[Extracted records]
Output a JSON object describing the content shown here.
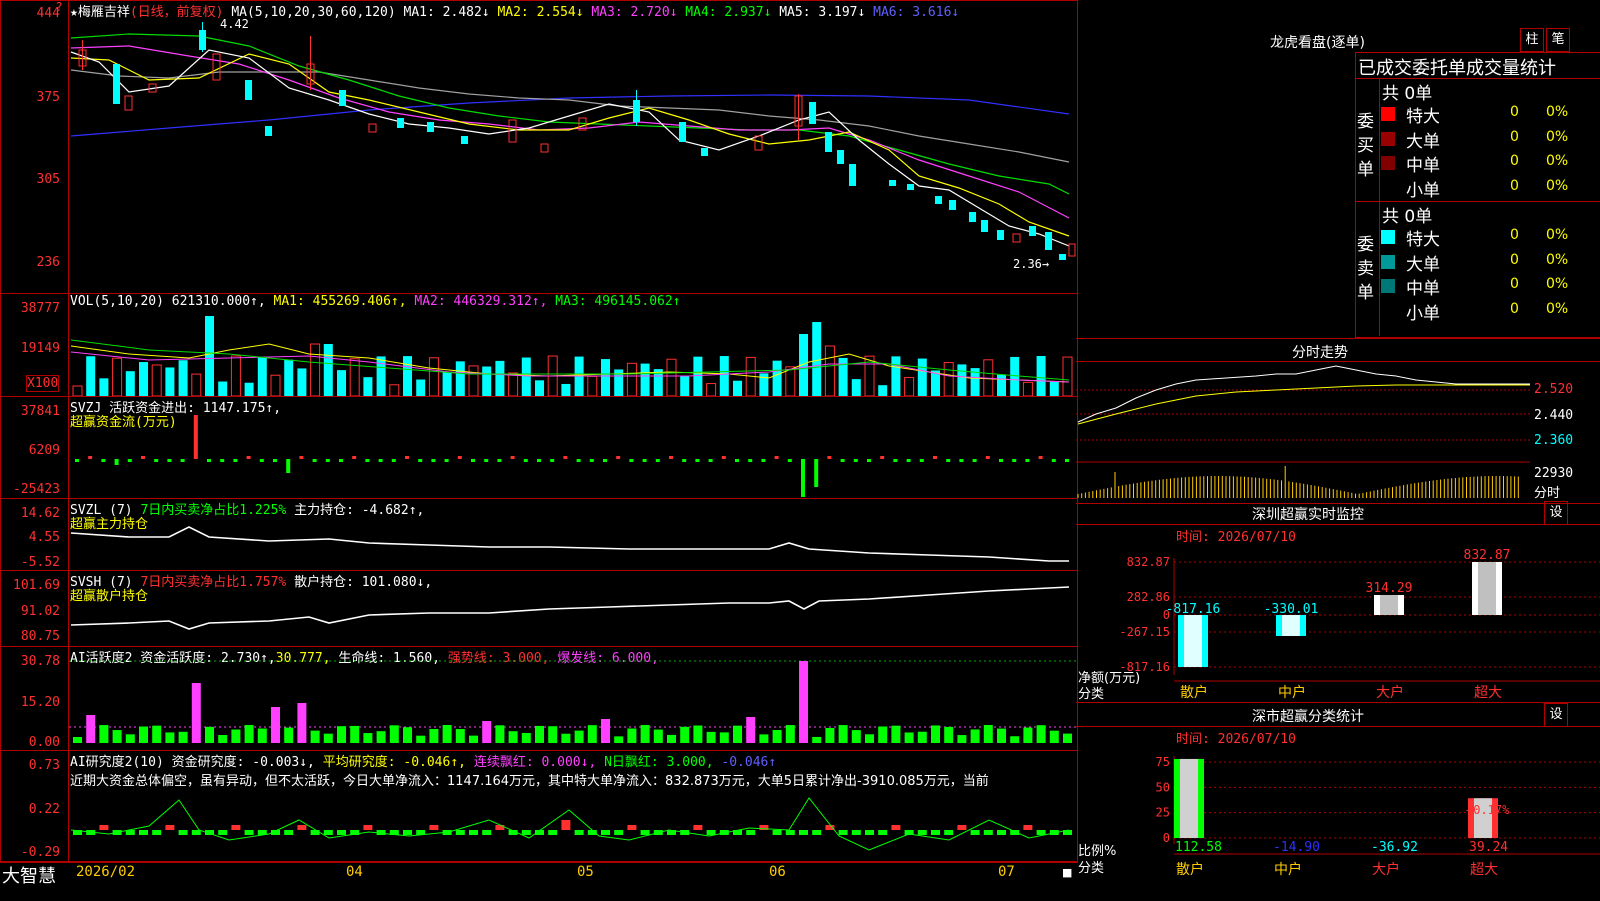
{
  "main_header": {
    "star": "★",
    "name": "梅雁吉祥",
    "period": "(日线，前复权)",
    "ma_label": "MA(5,10,20,30,60,120)",
    "ma1": "MA1: 2.482↓",
    "ma2": "MA2: 2.554↓",
    "ma3": "MA3: 2.720↓",
    "ma4": "MA4: 2.937↓",
    "ma5": "MA5: 3.197↓",
    "ma6": "MA6: 3.616↓",
    "high_mark": "4.42",
    "low_mark": "2.36→"
  },
  "price_axis": [
    "444",
    "375",
    "305",
    "236"
  ],
  "vol_header": {
    "label": "VOL(5,10,20)",
    "value": "621310.000↑,",
    "ma1": "MA1: 455269.406↑,",
    "ma2": "MA2: 446329.312↑,",
    "ma3": "MA3: 496145.062↑"
  },
  "vol_axis": [
    "38777",
    "19149",
    "X100"
  ],
  "svzj_header": {
    "label": "SVZJ  活跃资金进出: 1147.175↑,",
    "sub": "超赢资金流(万元)"
  },
  "svzj_axis": [
    "37841",
    "6209",
    "-25423"
  ],
  "svzl_header": {
    "label": "SVZL (7)",
    "pct": "7日内买卖净占比1.225%",
    "hold": "主力持仓: -4.682↑,",
    "sub": "超赢主力持仓"
  },
  "svzl_axis": [
    "14.62",
    "4.55",
    "-5.52"
  ],
  "svsh_header": {
    "label": "SVSH (7)",
    "pct": "7日内买卖净占比1.757%",
    "hold": "散户持仓: 101.080↓,",
    "sub": "超赢散户持仓"
  },
  "svsh_axis": [
    "101.69",
    "91.02",
    "80.75"
  ],
  "ai1_header": {
    "label": "AI活跃度2 资金活跃度: 2.730↑,",
    "v2": "30.777,",
    "life": "生命线: 1.560,",
    "strong": "强势线: 3.000,",
    "burst": "爆发线: 6.000,"
  },
  "ai1_axis": [
    "30.78",
    "15.20",
    "0.00"
  ],
  "ai2_header": {
    "label": "AI研究度2(10) 资金研究度: -0.003↓,",
    "avg": "平均研究度: -0.046↑,",
    "cont": "连续飘红: 0.000↓,",
    "nday": "N日飘红: 3.000,",
    "last": "-0.046↑"
  },
  "ai2_axis": [
    "0.73",
    "0.22",
    "-0.29"
  ],
  "ai2_text": "近期大资金总体偏空，虽有异动，但不太活跃，今日大单净流入：1147.164万元，其中特大单净流入：832.873万元，大单5日累计净出-3910.085万元，当前",
  "x_axis": {
    "brand": "大智慧",
    "labels": [
      "2026/02",
      "04",
      "05",
      "06",
      "07"
    ]
  },
  "right_panel": {
    "title": "龙虎看盘(逐单)",
    "btn_bar": "柱",
    "btn_pen": "笔",
    "stats_title": "已成交委托单成交量统计",
    "buy_side": "委买单",
    "sell_side": "委卖单",
    "buy_total": "共 0单",
    "sell_total": "共 0单",
    "rows": [
      {
        "label": "特大",
        "count": "0",
        "pct": "0%"
      },
      {
        "label": "大单",
        "count": "0",
        "pct": "0%"
      },
      {
        "label": "中单",
        "count": "0",
        "pct": "0%"
      },
      {
        "label": "小单",
        "count": "0",
        "pct": "0%"
      }
    ],
    "buy_colors": [
      "#ff0000",
      "#990000",
      "#800000",
      "#000000"
    ],
    "sell_colors": [
      "#00ffff",
      "#009999",
      "#007777",
      "#000000"
    ],
    "intraday_title": "分时走势",
    "intraday_axis": [
      "2.520",
      "2.440",
      "2.360",
      "22930"
    ],
    "intraday_footer": "分时",
    "monitor_title": "深圳超赢实时监控",
    "monitor_set": "设",
    "monitor_time": "时间: 2026/07/10",
    "monitor_axis": [
      "832.87",
      "282.86",
      "0",
      "-267.15",
      "-817.16"
    ],
    "monitor_ylabel": "净额(万元)",
    "monitor_xlabel": "分类",
    "class_title": "深市超赢分类统计",
    "class_set": "设",
    "class_time": "时间: 2026/07/10",
    "class_axis": [
      "75",
      "50",
      "25",
      "0"
    ],
    "class_pct": "+0.17%",
    "class_ylabel": "比例%",
    "class_xlabel": "分类"
  },
  "chart_data": [
    {
      "type": "bar",
      "title": "深圳超赢实时监控",
      "categories": [
        "散户",
        "中户",
        "大户",
        "超大"
      ],
      "values": [
        -817.16,
        -330.01,
        314.29,
        832.87
      ],
      "ylabel": "净额(万元)",
      "ylim": [
        -817.16,
        832.87
      ]
    },
    {
      "type": "bar",
      "title": "深市超赢分类统计",
      "categories": [
        "散户",
        "中户",
        "大户",
        "超大"
      ],
      "values": [
        112.58,
        -14.9,
        -36.92,
        39.24
      ],
      "ylabel": "比例%",
      "ylim": [
        0,
        75
      ]
    }
  ]
}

▸ **TASK TO COMPLETE**:
Pictures in the records must not appear in the copy; transcribe everything else precisely.

▸ **RESULT OF THE EXERCISE**:
Output a JSON object describing the content shown here.
{
  "main_header": {
    "star": "★",
    "name": "梅雁吉祥",
    "period": "(日线，前复权)",
    "ma_label": "MA(5,10,20,30,60,120)",
    "ma1": "MA1: 2.482↓",
    "ma2": "MA2: 2.554↓",
    "ma3": "MA3: 2.720↓",
    "ma4": "MA4: 2.937↓",
    "ma5": "MA5: 3.197↓",
    "ma6": "MA6: 3.616↓",
    "high_mark": "4.42",
    "low_mark": "2.36→"
  },
  "price_axis": [
    "444",
    "375",
    "305",
    "236"
  ],
  "vol_header": {
    "label": "VOL(5,10,20)",
    "value": "621310.000↑,",
    "ma1": "MA1: 455269.406↑,",
    "ma2": "MA2: 446329.312↑,",
    "ma3": "MA3: 496145.062↑"
  },
  "vol_axis": [
    "38777",
    "19149",
    "X100"
  ],
  "svzj_header": {
    "label": "SVZJ  活跃资金进出: 1147.175↑,",
    "sub": "超赢资金流(万元)"
  },
  "svzj_axis": [
    "37841",
    "6209",
    "-25423"
  ],
  "svzl_header": {
    "label": "SVZL (7)",
    "pct": "7日内买卖净占比1.225%",
    "hold": "主力持仓: -4.682↑,",
    "sub": "超赢主力持仓"
  },
  "svzl_axis": [
    "14.62",
    "4.55",
    "-5.52"
  ],
  "svsh_header": {
    "label": "SVSH (7)",
    "pct": "7日内买卖净占比1.757%",
    "hold": "散户持仓: 101.080↓,",
    "sub": "超赢散户持仓"
  },
  "svsh_axis": [
    "101.69",
    "91.02",
    "80.75"
  ],
  "ai1_header": {
    "label": "AI活跃度2 资金活跃度: 2.730↑,",
    "v2": "30.777,",
    "life": "生命线: 1.560,",
    "strong": "强势线: 3.000,",
    "burst": "爆发线: 6.000,"
  },
  "ai1_axis": [
    "30.78",
    "15.20",
    "0.00"
  ],
  "ai2_header": {
    "label": "AI研究度2(10) 资金研究度: -0.003↓,",
    "avg": "平均研究度: -0.046↑,",
    "cont": "连续飘红: 0.000↓,",
    "nday": "N日飘红: 3.000,",
    "last": "-0.046↑"
  },
  "ai2_axis": [
    "0.73",
    "0.22",
    "-0.29"
  ],
  "ai2_text": "近期大资金总体偏空，虽有异动，但不太活跃，今日大单净流入：1147.164万元，其中特大单净流入：832.873万元，大单5日累计净出-3910.085万元，当前",
  "x_axis": {
    "brand": "大智慧",
    "labels": [
      "2026/02",
      "04",
      "05",
      "06",
      "07"
    ]
  },
  "right_panel": {
    "title": "龙虎看盘(逐单)",
    "btn_bar": "柱",
    "btn_pen": "笔",
    "stats_title": "已成交委托单成交量统计",
    "buy_side": "委买单",
    "sell_side": "委卖单",
    "buy_total": "共 0单",
    "sell_total": "共 0单",
    "rows": [
      {
        "label": "特大",
        "count": "0",
        "pct": "0%"
      },
      {
        "label": "大单",
        "count": "0",
        "pct": "0%"
      },
      {
        "label": "中单",
        "count": "0",
        "pct": "0%"
      },
      {
        "label": "小单",
        "count": "0",
        "pct": "0%"
      }
    ],
    "buy_colors": [
      "#ff0000",
      "#990000",
      "#800000",
      "#000000"
    ],
    "sell_colors": [
      "#00ffff",
      "#009999",
      "#007777",
      "#000000"
    ],
    "intraday_title": "分时走势",
    "intraday_axis": [
      "2.520",
      "2.440",
      "2.360",
      "22930"
    ],
    "intraday_footer": "分时",
    "monitor_title": "深圳超赢实时监控",
    "monitor_set": "设",
    "monitor_time": "时间: 2026/07/10",
    "monitor_axis": [
      "832.87",
      "282.86",
      "0",
      "-267.15",
      "-817.16"
    ],
    "monitor_ylabel": "净额(万元)",
    "monitor_xlabel": "分类",
    "class_title": "深市超赢分类统计",
    "class_set": "设",
    "class_time": "时间: 2026/07/10",
    "class_axis": [
      "75",
      "50",
      "25",
      "0"
    ],
    "class_pct": "+0.17%",
    "class_ylabel": "比例%",
    "class_xlabel": "分类"
  },
  "chart_data": [
    {
      "type": "bar",
      "title": "深圳超赢实时监控",
      "categories": [
        "散户",
        "中户",
        "大户",
        "超大"
      ],
      "values": [
        -817.16,
        -330.01,
        314.29,
        832.87
      ],
      "ylabel": "净额(万元)",
      "ylim": [
        -817.16,
        832.87
      ]
    },
    {
      "type": "bar",
      "title": "深市超赢分类统计",
      "categories": [
        "散户",
        "中户",
        "大户",
        "超大"
      ],
      "values": [
        112.58,
        -14.9,
        -36.92,
        39.24
      ],
      "ylabel": "比例%",
      "ylim": [
        0,
        75
      ]
    }
  ]
}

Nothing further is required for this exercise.